WHAT YOU HAVE TO DO: Your task is to restate the data word for word.
====
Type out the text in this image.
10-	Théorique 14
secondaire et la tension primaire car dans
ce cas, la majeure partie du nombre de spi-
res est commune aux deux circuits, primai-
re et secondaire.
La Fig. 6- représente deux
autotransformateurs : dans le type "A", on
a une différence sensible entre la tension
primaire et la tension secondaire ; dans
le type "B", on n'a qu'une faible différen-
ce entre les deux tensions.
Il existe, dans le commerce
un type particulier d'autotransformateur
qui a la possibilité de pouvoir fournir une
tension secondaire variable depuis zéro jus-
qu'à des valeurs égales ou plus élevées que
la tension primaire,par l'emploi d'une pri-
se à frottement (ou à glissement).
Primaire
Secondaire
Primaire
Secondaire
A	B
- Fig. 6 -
====
COMPLETED TASK:
Type out the text in this image.
10-	Théorique 14
secondaire et la tension primaire car dans
ce cas, la majeure partie du nombre de spi-
res est commune aux deux circuits, primai-
re et secondaire.
La Fig. 6- représente deux
autotransformateurs : dans le type "A", on
a une différence sensible entre la tension
primaire et la tension secondaire ; dans
le type "B", on n'a qu'une faible différen-
ce entre les deux tensions.
Il existe, dans le commerce
un type particulier d'autotransformateur
qui a la possibilité de pouvoir fournir une
tension secondaire variable depuis zéro jus-
qu'à des valeurs égales ou plus élevées que
la tension primaire,par l'emploi d'une pri-
se à frottement (ou à glissement).
Primaire
Secondaire
Primaire
Secondaire
A	B
- Fig. 6 -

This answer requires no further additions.